**Short problem**:
Pick out the lines containing "youth".

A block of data

----

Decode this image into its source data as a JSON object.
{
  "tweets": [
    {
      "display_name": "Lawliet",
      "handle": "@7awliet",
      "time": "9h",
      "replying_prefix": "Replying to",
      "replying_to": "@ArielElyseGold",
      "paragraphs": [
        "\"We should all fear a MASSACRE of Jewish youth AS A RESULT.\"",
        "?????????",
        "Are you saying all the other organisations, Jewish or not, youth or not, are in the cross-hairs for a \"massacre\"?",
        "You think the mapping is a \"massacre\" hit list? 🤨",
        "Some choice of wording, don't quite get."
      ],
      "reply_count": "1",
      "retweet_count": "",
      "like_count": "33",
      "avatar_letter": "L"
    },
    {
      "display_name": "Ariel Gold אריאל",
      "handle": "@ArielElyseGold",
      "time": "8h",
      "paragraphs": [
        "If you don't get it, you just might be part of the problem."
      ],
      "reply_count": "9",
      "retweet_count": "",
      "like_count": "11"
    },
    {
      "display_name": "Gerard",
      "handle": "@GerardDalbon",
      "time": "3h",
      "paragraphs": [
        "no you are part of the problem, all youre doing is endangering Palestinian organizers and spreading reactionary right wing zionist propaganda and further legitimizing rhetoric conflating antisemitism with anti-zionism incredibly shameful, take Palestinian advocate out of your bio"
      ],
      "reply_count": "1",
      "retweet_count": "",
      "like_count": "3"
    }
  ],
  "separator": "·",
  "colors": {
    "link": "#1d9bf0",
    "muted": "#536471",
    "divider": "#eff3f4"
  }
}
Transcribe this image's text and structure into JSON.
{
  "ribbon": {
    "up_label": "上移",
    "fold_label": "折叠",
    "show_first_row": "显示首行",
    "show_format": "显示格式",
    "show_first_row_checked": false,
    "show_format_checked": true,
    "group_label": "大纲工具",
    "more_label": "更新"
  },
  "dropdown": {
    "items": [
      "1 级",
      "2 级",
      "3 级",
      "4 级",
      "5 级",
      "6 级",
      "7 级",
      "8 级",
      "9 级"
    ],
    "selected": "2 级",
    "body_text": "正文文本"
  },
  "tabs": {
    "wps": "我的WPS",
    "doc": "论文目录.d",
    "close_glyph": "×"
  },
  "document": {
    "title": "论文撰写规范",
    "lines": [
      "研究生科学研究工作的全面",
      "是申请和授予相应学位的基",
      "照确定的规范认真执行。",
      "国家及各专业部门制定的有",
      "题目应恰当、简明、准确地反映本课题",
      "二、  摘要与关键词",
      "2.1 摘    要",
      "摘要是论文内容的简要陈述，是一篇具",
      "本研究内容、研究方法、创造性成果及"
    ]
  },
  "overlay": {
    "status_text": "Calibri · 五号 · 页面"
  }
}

----

**Solution to this task**:
        "\"We should all fear a MASSACRE of Jewish youth AS A RESULT.\"",
        "Are you saying all the other organisations, Jewish or not, youth or not, are in the cross-hairs for a \"massacre\"?",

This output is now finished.